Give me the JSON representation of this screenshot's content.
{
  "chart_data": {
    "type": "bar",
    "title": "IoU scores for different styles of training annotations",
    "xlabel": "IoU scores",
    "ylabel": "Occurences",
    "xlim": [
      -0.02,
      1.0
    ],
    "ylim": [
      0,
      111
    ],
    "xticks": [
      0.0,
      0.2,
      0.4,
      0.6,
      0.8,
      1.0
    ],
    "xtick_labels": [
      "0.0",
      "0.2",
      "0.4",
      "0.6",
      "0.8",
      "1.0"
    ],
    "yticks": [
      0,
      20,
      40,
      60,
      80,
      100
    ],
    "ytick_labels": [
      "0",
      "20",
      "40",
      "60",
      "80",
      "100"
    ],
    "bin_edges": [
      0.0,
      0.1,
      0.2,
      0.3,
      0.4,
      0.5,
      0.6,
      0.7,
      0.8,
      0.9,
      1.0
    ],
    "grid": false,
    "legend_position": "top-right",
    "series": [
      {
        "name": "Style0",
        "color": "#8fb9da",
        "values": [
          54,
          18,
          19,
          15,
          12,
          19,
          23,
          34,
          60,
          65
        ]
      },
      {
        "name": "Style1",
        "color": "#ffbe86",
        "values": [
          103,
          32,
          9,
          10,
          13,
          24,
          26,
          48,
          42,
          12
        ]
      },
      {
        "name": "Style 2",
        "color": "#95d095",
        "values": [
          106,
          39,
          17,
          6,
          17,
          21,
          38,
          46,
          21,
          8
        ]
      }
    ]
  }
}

_ _ _ _ _

THE REQUEST → Write out all records exactly, keeping every detail.

SOLUTION TO THIS PROBLEM →
Give me the JSON representation of this screenshot's content.
{
  "chart_data": {
    "type": "bar",
    "title": "IoU scores for different styles of training annotations",
    "xlabel": "IoU scores",
    "ylabel": "Occurences",
    "xlim": [
      -0.02,
      1.0
    ],
    "ylim": [
      0,
      111
    ],
    "xticks": [
      0.0,
      0.2,
      0.4,
      0.6,
      0.8,
      1.0
    ],
    "xtick_labels": [
      "0.0",
      "0.2",
      "0.4",
      "0.6",
      "0.8",
      "1.0"
    ],
    "yticks": [
      0,
      20,
      40,
      60,
      80,
      100
    ],
    "ytick_labels": [
      "0",
      "20",
      "40",
      "60",
      "80",
      "100"
    ],
    "bin_edges": [
      0.0,
      0.1,
      0.2,
      0.3,
      0.4,
      0.5,
      0.6,
      0.7,
      0.8,
      0.9,
      1.0
    ],
    "grid": false,
    "legend_position": "top-right",
    "series": [
      {
        "name": "Style0",
        "color": "#8fb9da",
        "values": [
          54,
          18,
          19,
          15,
          12,
          19,
          23,
          34,
          60,
          65
        ]
      },
      {
        "name": "Style1",
        "color": "#ffbe86",
        "values": [
          103,
          32,
          9,
          10,
          13,
          24,
          26,
          48,
          42,
          12
        ]
      },
      {
        "name": "Style 2",
        "color": "#95d095",
        "values": [
          106,
          39,
          17,
          6,
          17,
          21,
          38,
          46,
          21,
          8
        ]
      }
    ]
  }
}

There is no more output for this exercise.